→ **PROVIDED INFORMATION**
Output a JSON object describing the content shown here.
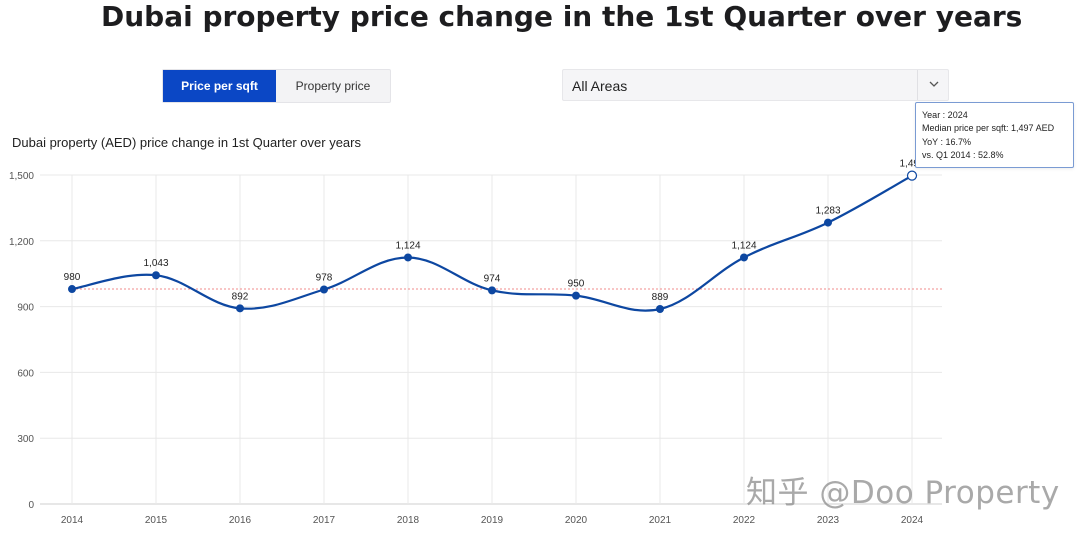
{
  "page": {
    "title": "Dubai property price change in the 1st Quarter over years"
  },
  "toggle": {
    "active_label": "Price per sqft",
    "inactive_label": "Property price"
  },
  "area_select": {
    "value": "All Areas"
  },
  "tooltip": {
    "year": "Year : 2024",
    "median": "Median price per sqft: 1,497 AED",
    "yoy": "YoY : 16.7%",
    "vs_q1_2014": "vs. Q1 2014 : 52.8%"
  },
  "watermark": "知乎 @Doo Property",
  "colors": {
    "line": "#0d47a1",
    "accent_button": "#0b47c5",
    "reference_line": "#f28b8b",
    "grid": "#e8e8e8"
  },
  "chart_data": {
    "type": "line",
    "title": "Dubai property (AED) price change in 1st Quarter over years",
    "categories": [
      "2014",
      "2015",
      "2016",
      "2017",
      "2018",
      "2019",
      "2020",
      "2021",
      "2022",
      "2023",
      "2024"
    ],
    "values": [
      980,
      1043,
      892,
      978,
      1124,
      974,
      950,
      889,
      1124,
      1283,
      1497
    ],
    "data_labels": [
      "980",
      "1,043",
      "892",
      "978",
      "1,124",
      "974",
      "950",
      "889",
      "1,124",
      "1,283",
      "1,497"
    ],
    "yticks": [
      0,
      300,
      600,
      900,
      1200,
      1500
    ],
    "ytick_labels": [
      "0",
      "300",
      "600",
      "900",
      "1,200",
      "1,500"
    ],
    "ylim": [
      0,
      1500
    ],
    "reference_value": 980,
    "highlighted_category": "2024",
    "grid": true,
    "xlabel": "",
    "ylabel": ""
  }
}
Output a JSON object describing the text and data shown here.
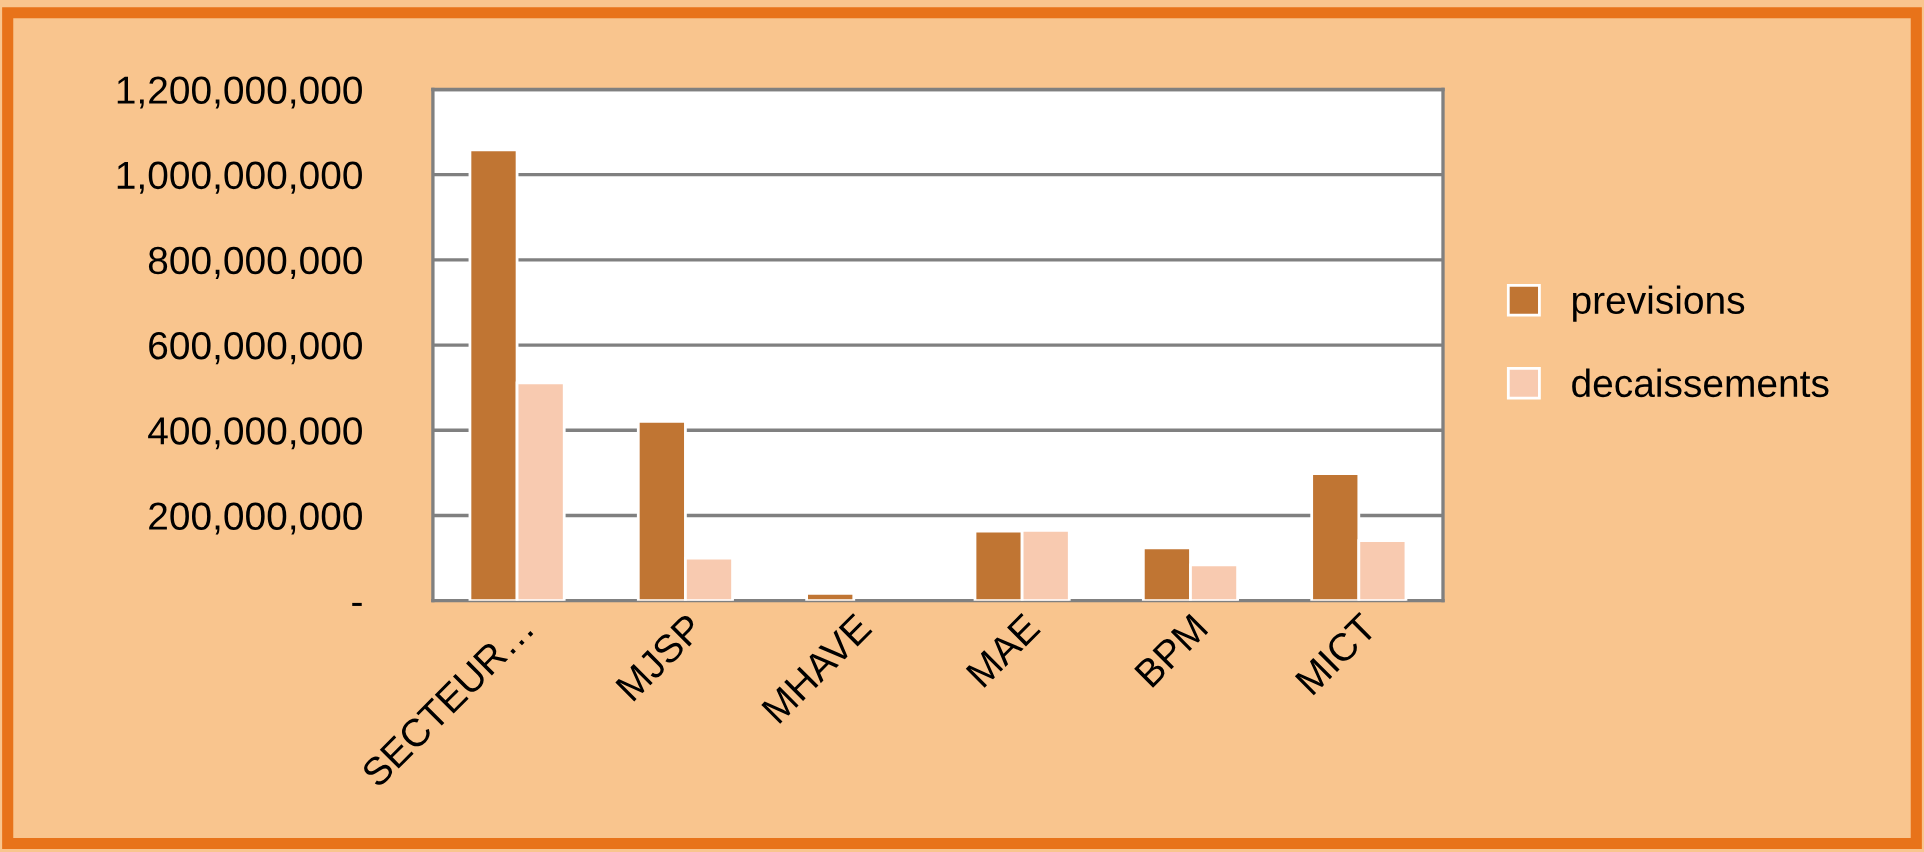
{
  "chart_data": {
    "type": "bar",
    "categories": [
      "SECTEUR…",
      "MJSP",
      "MHAVE",
      "MAE",
      "BPM",
      "MICT"
    ],
    "series": [
      {
        "name": "previsions",
        "color": "#c07533",
        "values": [
          1058000000,
          421000000,
          17000000,
          163000000,
          124000000,
          298000000
        ]
      },
      {
        "name": "decaissements",
        "color": "#f8cab0",
        "values": [
          511000000,
          100000000,
          null,
          165000000,
          84000000,
          141000000
        ]
      }
    ],
    "ylim": [
      0,
      1200000000
    ],
    "yticks": [
      {
        "value": 0,
        "label": "-"
      },
      {
        "value": 200000000,
        "label": "200,000,000"
      },
      {
        "value": 400000000,
        "label": "400,000,000"
      },
      {
        "value": 600000000,
        "label": "600,000,000"
      },
      {
        "value": 800000000,
        "label": "800,000,000"
      },
      {
        "value": 1000000000,
        "label": "1,000,000,000"
      },
      {
        "value": 1200000000,
        "label": "1,200,000,000"
      }
    ],
    "grid": "y",
    "legend": "right"
  }
}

→ **TASK GOAL**
Leave out the pictures and reproduce the rest of the listing exactly.

→ **WORKED SOLUTION**
Output a JSON object describing the content shown here.
{
  "page": {
    "title": "Dubai property price change in the 1st Quarter over years"
  },
  "toggle": {
    "active_label": "Price per sqft",
    "inactive_label": "Property price"
  },
  "area_select": {
    "value": "All Areas"
  },
  "tooltip": {
    "year": "Year : 2024",
    "median": "Median price per sqft: 1,497 AED",
    "yoy": "YoY : 16.7%",
    "vs_q1_2014": "vs. Q1 2014 : 52.8%"
  },
  "watermark": "知乎 @Doo Property",
  "colors": {
    "line": "#0d47a1",
    "accent_button": "#0b47c5",
    "reference_line": "#f28b8b",
    "grid": "#e8e8e8"
  },
  "chart_data": {
    "type": "line",
    "title": "Dubai property (AED) price change in 1st Quarter over years",
    "categories": [
      "2014",
      "2015",
      "2016",
      "2017",
      "2018",
      "2019",
      "2020",
      "2021",
      "2022",
      "2023",
      "2024"
    ],
    "values": [
      980,
      1043,
      892,
      978,
      1124,
      974,
      950,
      889,
      1124,
      1283,
      1497
    ],
    "data_labels": [
      "980",
      "1,043",
      "892",
      "978",
      "1,124",
      "974",
      "950",
      "889",
      "1,124",
      "1,283",
      "1,497"
    ],
    "yticks": [
      0,
      300,
      600,
      900,
      1200,
      1500
    ],
    "ytick_labels": [
      "0",
      "300",
      "600",
      "900",
      "1,200",
      "1,500"
    ],
    "ylim": [
      0,
      1500
    ],
    "reference_value": 980,
    "highlighted_category": "2024",
    "grid": true,
    "xlabel": "",
    "ylabel": ""
  }
}
Output a JSON object describing the text and data shown here.
{
  "chart_data": {
    "type": "bar",
    "categories": [
      "SECTEUR…",
      "MJSP",
      "MHAVE",
      "MAE",
      "BPM",
      "MICT"
    ],
    "series": [
      {
        "name": "previsions",
        "color": "#c07533",
        "values": [
          1058000000,
          421000000,
          17000000,
          163000000,
          124000000,
          298000000
        ]
      },
      {
        "name": "decaissements",
        "color": "#f8cab0",
        "values": [
          511000000,
          100000000,
          null,
          165000000,
          84000000,
          141000000
        ]
      }
    ],
    "ylim": [
      0,
      1200000000
    ],
    "yticks": [
      {
        "value": 0,
        "label": "-"
      },
      {
        "value": 200000000,
        "label": "200,000,000"
      },
      {
        "value": 400000000,
        "label": "400,000,000"
      },
      {
        "value": 600000000,
        "label": "600,000,000"
      },
      {
        "value": 800000000,
        "label": "800,000,000"
      },
      {
        "value": 1000000000,
        "label": "1,000,000,000"
      },
      {
        "value": 1200000000,
        "label": "1,200,000,000"
      }
    ],
    "grid": "y",
    "legend": "right"
  }
}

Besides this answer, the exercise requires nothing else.